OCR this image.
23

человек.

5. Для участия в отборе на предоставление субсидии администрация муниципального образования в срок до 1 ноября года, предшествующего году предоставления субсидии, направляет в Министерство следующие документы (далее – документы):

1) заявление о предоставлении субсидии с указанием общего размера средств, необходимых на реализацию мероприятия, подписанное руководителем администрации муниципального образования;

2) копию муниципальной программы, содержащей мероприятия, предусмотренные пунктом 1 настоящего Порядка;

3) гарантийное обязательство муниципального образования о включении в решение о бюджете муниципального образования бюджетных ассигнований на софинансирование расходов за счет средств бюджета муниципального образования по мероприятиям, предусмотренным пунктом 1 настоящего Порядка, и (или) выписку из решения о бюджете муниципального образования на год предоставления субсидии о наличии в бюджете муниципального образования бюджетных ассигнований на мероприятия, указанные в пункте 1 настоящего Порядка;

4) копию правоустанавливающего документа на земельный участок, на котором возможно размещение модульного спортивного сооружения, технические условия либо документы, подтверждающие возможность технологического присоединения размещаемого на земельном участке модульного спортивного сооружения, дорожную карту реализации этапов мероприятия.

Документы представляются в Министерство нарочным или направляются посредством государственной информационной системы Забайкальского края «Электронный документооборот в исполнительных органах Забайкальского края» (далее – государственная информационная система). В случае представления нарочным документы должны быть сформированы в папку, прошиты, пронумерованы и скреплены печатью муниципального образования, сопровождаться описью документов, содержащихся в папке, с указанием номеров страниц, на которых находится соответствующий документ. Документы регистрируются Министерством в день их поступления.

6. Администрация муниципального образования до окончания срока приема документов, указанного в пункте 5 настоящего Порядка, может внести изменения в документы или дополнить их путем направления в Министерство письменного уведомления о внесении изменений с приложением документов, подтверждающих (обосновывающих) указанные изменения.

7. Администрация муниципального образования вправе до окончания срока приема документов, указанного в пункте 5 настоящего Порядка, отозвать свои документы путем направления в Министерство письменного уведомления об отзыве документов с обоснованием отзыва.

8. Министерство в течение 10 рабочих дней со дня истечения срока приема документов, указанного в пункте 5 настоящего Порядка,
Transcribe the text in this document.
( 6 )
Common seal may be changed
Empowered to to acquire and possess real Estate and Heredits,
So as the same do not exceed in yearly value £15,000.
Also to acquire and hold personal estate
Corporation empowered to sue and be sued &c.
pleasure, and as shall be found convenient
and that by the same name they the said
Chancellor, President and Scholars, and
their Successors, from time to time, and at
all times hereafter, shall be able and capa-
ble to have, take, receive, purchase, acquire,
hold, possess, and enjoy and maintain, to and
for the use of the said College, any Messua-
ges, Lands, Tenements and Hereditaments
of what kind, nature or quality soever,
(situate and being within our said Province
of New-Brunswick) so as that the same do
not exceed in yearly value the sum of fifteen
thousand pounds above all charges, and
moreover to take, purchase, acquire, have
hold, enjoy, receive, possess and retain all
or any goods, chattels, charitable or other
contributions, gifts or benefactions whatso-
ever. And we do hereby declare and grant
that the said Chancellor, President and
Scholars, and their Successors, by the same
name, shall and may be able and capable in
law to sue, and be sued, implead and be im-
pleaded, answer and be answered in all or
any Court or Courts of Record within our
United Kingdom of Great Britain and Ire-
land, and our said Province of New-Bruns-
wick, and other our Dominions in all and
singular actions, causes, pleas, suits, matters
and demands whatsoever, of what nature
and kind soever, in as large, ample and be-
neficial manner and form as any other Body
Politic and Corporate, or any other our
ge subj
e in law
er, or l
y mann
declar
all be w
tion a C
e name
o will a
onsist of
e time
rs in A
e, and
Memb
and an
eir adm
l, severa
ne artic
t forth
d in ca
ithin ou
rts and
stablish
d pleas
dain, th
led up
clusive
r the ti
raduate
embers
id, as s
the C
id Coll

○ ○ ○ ○ ○

== What to do ==
Reproduce the whole listing word for word.

== Reply ==
OCR this image.
23

человек.

5. Для участия в отборе на предоставление субсидии администрация муниципального образования в срок до 1 ноября года, предшествующего году предоставления субсидии, направляет в Министерство следующие документы (далее – документы):

1) заявление о предоставлении субсидии с указанием общего размера средств, необходимых на реализацию мероприятия, подписанное руководителем администрации муниципального образования;

2) копию муниципальной программы, содержащей мероприятия, предусмотренные пунктом 1 настоящего Порядка;

3) гарантийное обязательство муниципального образования о включении в решение о бюджете муниципального образования бюджетных ассигнований на софинансирование расходов за счет средств бюджета муниципального образования по мероприятиям, предусмотренным пунктом 1 настоящего Порядка, и (или) выписку из решения о бюджете муниципального образования на год предоставления субсидии о наличии в бюджете муниципального образования бюджетных ассигнований на мероприятия, указанные в пункте 1 настоящего Порядка;

4) копию правоустанавливающего документа на земельный участок, на котором возможно размещение модульного спортивного сооружения, технические условия либо документы, подтверждающие возможность технологического присоединения размещаемого на земельном участке модульного спортивного сооружения, дорожную карту реализации этапов мероприятия.

Документы представляются в Министерство нарочным или направляются посредством государственной информационной системы Забайкальского края «Электронный документооборот в исполнительных органах Забайкальского края» (далее – государственная информационная система). В случае представления нарочным документы должны быть сформированы в папку, прошиты, пронумерованы и скреплены печатью муниципального образования, сопровождаться описью документов, содержащихся в папке, с указанием номеров страниц, на которых находится соответствующий документ. Документы регистрируются Министерством в день их поступления.

6. Администрация муниципального образования до окончания срока приема документов, указанного в пункте 5 настоящего Порядка, может внести изменения в документы или дополнить их путем направления в Министерство письменного уведомления о внесении изменений с приложением документов, подтверждающих (обосновывающих) указанные изменения.

7. Администрация муниципального образования вправе до окончания срока приема документов, указанного в пункте 5 настоящего Порядка, отозвать свои документы путем направления в Министерство письменного уведомления об отзыве документов с обоснованием отзыва.

8. Министерство в течение 10 рабочих дней со дня истечения срока приема документов, указанного в пункте 5 настоящего Порядка,
Transcribe the text in this document.
( 6 )
Common seal may be changed
Empowered to to acquire and possess real Estate and Heredits,
So as the same do not exceed in yearly value £15,000.
Also to acquire and hold personal estate
Corporation empowered to sue and be sued &c.
pleasure, and as shall be found convenient
and that by the same name they the said
Chancellor, President and Scholars, and
their Successors, from time to time, and at
all times hereafter, shall be able and capa-
ble to have, take, receive, purchase, acquire,
hold, possess, and enjoy and maintain, to and
for the use of the said College, any Messua-
ges, Lands, Tenements and Hereditaments
of what kind, nature or quality soever,
(situate and being within our said Province
of New-Brunswick) so as that the same do
not exceed in yearly value the sum of fifteen
thousand pounds above all charges, and
moreover to take, purchase, acquire, have
hold, enjoy, receive, possess and retain all
or any goods, chattels, charitable or other
contributions, gifts or benefactions whatso-
ever. And we do hereby declare and grant
that the said Chancellor, President and
Scholars, and their Successors, by the same
name, shall and may be able and capable in
law to sue, and be sued, implead and be im-
pleaded, answer and be answered in all or
any Court or Courts of Record within our
United Kingdom of Great Britain and Ire-
land, and our said Province of New-Bruns-
wick, and other our Dominions in all and
singular actions, causes, pleas, suits, matters
and demands whatsoever, of what nature
and kind soever, in as large, ample and be-
neficial manner and form as any other Body
Politic and Corporate, or any other our
ge subj
e in law
er, or l
y mann
declar
all be w
tion a C
e name
o will a
onsist of
e time
rs in A
e, and
Memb
and an
eir adm
l, severa
ne artic
t forth
d in ca
ithin ou
rts and
stablish
d pleas
dain, th
led up
clusive
r the ti
raduate
embers
id, as s
the C
id Coll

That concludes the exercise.